◆ **Requirement**
Find every line in the records below that holds the word "Scans", and copy it out.

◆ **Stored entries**
== == ==
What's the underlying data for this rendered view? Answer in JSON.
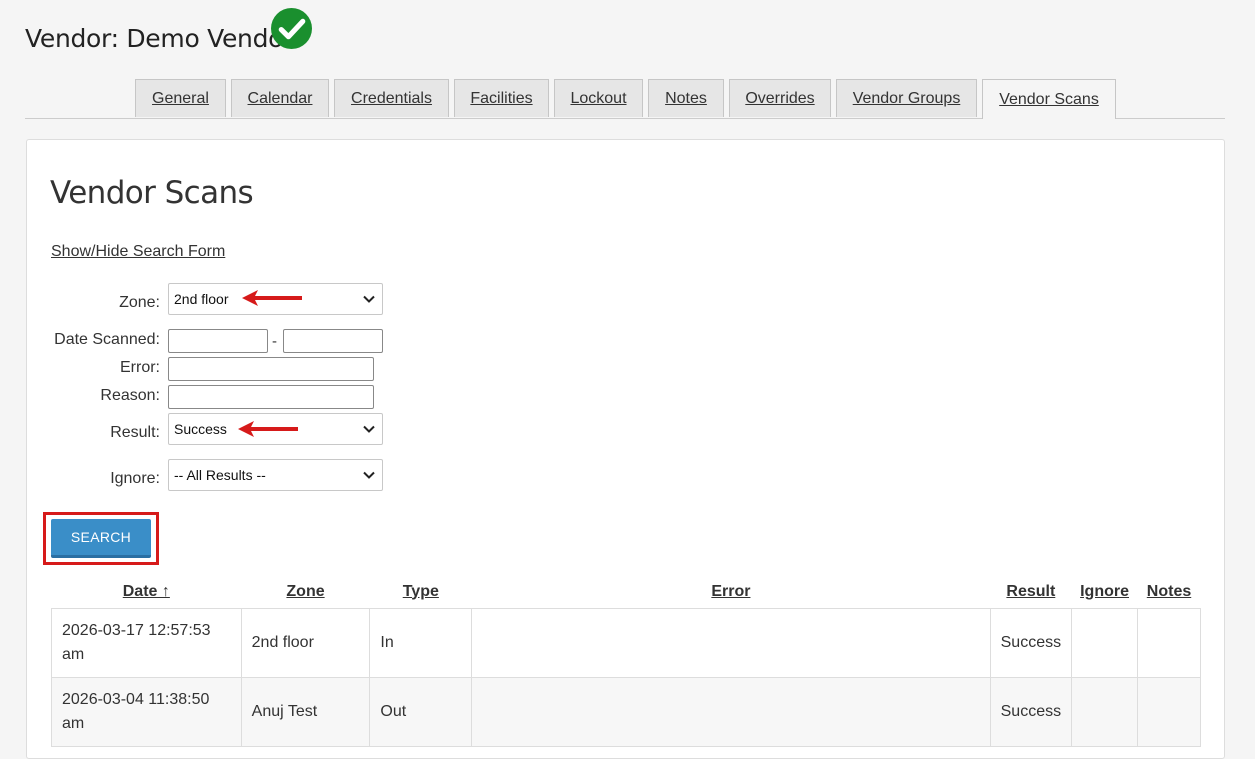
{
  "header": {
    "title": "Vendor: Demo Vendor"
  },
  "tabs": [
    "General",
    "Calendar",
    "Credentials",
    "Facilities",
    "Lockout",
    "Notes",
    "Overrides",
    "Vendor Groups",
    "Vendor Scans"
  ],
  "active_tab": "Vendor Scans",
  "section": {
    "title": "Vendor Scans",
    "toggle_link": "Show/Hide Search Form"
  },
  "form": {
    "zone_label": "Zone:",
    "zone_value": "2nd floor",
    "date_label": "Date Scanned:",
    "date_from": "",
    "date_to": "",
    "date_separator": "-",
    "error_label": "Error:",
    "error_value": "",
    "reason_label": "Reason:",
    "reason_value": "",
    "result_label": "Result:",
    "result_value": "Success",
    "ignore_label": "Ignore:",
    "ignore_value": "-- All Results --",
    "search_button": "SEARCH"
  },
  "table": {
    "headers": [
      "Date ↑",
      "Zone",
      "Type",
      "Error",
      "Result",
      "Ignore",
      "Notes"
    ],
    "rows": [
      {
        "date": "2026-03-17 12:57:53 am",
        "zone": "2nd floor",
        "type": "In",
        "error": "",
        "result": "Success",
        "ignore": "",
        "notes": ""
      },
      {
        "date": "2026-03-04 11:38:50 am",
        "zone": "Anuj Test",
        "type": "Out",
        "error": "",
        "result": "Success",
        "ignore": "",
        "notes": ""
      }
    ]
  },
  "colors": {
    "accent": "#3a8ec8",
    "annotation": "#d61a1a",
    "success": "#1a8f2e"
  }
}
== == ==
◆ **Reply to the task**
    "Vendor Scans"
  "active_tab": "Vendor Scans",
    "title": "Vendor Scans",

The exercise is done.